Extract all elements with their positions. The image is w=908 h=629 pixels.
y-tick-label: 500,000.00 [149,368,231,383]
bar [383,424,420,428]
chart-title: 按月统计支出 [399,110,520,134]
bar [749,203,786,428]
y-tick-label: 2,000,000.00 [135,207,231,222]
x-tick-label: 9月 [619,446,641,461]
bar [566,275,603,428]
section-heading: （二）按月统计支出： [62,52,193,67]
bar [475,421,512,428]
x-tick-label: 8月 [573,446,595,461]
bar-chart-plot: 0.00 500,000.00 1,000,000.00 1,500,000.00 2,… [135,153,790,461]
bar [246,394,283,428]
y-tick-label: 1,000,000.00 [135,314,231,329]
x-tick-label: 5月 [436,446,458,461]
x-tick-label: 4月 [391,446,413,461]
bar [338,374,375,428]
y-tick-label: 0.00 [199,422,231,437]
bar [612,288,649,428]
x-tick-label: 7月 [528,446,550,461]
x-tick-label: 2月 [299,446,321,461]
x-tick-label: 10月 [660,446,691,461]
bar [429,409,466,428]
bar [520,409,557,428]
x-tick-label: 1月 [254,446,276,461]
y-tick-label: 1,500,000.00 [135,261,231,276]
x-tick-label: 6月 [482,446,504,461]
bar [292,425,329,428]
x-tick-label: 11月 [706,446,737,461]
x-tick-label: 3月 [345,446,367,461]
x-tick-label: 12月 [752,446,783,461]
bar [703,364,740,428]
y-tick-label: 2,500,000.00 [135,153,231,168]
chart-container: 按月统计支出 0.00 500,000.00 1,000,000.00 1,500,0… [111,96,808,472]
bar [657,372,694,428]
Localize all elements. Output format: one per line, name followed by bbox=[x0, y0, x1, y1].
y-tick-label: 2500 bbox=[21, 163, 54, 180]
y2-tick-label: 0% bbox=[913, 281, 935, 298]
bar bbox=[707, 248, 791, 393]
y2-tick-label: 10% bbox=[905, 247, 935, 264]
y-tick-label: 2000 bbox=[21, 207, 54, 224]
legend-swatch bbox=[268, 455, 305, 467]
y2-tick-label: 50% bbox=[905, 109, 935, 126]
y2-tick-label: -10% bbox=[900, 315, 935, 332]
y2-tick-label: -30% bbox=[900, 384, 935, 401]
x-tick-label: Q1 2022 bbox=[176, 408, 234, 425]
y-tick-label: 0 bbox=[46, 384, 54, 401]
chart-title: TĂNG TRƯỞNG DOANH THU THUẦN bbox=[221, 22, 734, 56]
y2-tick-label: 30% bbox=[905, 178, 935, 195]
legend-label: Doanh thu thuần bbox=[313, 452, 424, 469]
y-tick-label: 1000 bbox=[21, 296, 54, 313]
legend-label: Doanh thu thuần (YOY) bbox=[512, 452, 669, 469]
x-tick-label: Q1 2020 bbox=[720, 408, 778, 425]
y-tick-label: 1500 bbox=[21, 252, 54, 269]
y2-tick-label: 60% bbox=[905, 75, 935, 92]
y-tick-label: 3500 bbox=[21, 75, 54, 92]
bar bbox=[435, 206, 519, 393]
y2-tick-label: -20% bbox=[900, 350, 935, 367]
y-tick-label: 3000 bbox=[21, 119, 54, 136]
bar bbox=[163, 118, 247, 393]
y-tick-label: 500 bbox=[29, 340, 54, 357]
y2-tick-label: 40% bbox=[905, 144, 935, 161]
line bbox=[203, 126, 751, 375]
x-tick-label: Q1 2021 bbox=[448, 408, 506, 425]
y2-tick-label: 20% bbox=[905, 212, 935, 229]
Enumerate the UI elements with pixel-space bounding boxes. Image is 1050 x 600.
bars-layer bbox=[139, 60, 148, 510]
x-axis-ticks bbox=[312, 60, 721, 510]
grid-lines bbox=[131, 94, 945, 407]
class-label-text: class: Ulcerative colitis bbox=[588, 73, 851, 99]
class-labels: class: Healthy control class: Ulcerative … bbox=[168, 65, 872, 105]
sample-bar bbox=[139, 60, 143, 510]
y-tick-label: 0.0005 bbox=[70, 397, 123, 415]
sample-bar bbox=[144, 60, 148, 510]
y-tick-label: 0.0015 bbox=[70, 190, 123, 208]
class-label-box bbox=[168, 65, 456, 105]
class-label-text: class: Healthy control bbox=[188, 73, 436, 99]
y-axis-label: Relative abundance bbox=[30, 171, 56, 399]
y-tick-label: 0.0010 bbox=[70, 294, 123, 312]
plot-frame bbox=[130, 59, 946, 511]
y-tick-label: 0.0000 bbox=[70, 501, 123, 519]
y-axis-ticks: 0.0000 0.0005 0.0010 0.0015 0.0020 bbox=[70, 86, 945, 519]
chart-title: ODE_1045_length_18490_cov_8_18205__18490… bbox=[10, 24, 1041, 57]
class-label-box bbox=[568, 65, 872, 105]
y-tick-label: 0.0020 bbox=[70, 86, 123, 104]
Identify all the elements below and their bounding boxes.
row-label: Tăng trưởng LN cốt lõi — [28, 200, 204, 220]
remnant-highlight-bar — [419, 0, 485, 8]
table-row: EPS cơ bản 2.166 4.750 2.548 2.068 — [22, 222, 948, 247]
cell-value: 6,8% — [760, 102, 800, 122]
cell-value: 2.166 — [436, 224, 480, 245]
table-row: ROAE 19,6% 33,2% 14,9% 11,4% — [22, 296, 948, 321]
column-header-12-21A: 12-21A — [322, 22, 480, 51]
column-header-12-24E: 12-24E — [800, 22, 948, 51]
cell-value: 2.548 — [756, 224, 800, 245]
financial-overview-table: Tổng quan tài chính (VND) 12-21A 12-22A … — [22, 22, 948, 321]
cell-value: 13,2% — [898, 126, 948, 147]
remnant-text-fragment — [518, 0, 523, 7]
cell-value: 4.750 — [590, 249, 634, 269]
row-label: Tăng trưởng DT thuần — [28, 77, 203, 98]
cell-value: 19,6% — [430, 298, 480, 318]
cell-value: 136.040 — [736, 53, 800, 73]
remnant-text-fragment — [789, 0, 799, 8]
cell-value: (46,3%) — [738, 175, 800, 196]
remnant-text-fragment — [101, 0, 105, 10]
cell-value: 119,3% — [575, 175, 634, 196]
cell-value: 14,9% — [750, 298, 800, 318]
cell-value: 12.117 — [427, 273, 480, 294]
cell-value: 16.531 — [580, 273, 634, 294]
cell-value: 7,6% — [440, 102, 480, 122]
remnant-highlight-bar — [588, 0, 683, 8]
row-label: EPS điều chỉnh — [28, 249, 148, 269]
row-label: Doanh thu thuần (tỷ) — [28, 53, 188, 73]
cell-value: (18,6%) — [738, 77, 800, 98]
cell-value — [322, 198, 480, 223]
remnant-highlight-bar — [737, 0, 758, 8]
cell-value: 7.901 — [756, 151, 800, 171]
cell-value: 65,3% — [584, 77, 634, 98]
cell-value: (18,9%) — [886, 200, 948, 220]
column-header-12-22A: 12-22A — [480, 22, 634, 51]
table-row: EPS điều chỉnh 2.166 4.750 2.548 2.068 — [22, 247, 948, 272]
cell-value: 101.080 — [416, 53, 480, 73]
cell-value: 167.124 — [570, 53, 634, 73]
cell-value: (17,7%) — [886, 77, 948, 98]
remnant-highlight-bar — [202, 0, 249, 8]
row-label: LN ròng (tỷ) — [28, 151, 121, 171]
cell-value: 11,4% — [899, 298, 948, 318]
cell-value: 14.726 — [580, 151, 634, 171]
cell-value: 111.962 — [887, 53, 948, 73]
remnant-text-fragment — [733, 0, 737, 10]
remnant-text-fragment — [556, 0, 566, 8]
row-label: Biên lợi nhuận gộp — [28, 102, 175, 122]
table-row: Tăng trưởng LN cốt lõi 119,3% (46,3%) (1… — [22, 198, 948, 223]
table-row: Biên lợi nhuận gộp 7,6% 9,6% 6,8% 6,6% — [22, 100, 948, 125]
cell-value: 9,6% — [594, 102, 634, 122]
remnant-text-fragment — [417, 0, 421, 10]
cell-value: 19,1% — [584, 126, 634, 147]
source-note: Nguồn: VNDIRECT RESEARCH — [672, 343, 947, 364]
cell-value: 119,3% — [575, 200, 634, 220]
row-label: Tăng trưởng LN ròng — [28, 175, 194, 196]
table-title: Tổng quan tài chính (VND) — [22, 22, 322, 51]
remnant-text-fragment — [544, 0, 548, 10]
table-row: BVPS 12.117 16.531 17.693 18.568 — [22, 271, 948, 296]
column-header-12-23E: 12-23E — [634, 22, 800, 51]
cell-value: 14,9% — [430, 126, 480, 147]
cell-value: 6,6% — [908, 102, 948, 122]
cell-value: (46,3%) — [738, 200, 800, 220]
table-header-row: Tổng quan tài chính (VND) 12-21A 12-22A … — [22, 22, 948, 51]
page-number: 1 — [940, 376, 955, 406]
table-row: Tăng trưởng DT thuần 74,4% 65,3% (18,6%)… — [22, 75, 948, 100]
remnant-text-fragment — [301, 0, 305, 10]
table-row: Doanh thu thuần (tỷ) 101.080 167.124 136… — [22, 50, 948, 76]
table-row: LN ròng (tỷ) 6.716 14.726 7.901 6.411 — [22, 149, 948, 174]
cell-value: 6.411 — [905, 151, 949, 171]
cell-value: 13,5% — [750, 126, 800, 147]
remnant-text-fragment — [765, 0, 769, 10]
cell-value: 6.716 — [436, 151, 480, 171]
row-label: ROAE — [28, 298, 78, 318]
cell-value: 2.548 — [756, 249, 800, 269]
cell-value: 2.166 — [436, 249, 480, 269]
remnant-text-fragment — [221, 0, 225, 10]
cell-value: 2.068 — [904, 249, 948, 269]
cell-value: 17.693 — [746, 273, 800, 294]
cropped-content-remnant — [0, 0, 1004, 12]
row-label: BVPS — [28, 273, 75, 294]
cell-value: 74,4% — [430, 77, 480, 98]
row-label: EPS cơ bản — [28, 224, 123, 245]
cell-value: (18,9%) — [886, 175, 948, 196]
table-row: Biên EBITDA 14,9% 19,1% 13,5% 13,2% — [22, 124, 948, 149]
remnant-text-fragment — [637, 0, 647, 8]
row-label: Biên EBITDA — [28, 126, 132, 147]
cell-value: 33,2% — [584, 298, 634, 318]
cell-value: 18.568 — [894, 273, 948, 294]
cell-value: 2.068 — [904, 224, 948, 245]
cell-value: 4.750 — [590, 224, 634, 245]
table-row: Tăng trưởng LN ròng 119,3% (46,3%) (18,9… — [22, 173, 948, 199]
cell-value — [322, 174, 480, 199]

----

◆ **WHAT THE TASK ASKS**: Reproduce verbatim every line from the first line of the records up to and including the line that contains "x-tick-label: 4月 [391,446,413,461]".

◆ **RESPONSE TO THIS EXERCISE**:
Extract all elements with their positions. The image is w=908 h=629 pixels.
y-tick-label: 500,000.00 [149,368,231,383]
bar [383,424,420,428]
chart-title: 按月统计支出 [399,110,520,134]
bar [749,203,786,428]
y-tick-label: 2,000,000.00 [135,207,231,222]
x-tick-label: 9月 [619,446,641,461]
bar [566,275,603,428]
section-heading: （二）按月统计支出： [62,52,193,67]
bar [475,421,512,428]
x-tick-label: 8月 [573,446,595,461]
bar-chart-plot: 0.00 500,000.00 1,000,000.00 1,500,000.00 2,… [135,153,790,461]
bar [246,394,283,428]
y-tick-label: 1,000,000.00 [135,314,231,329]
x-tick-label: 5月 [436,446,458,461]
x-tick-label: 4月 [391,446,413,461]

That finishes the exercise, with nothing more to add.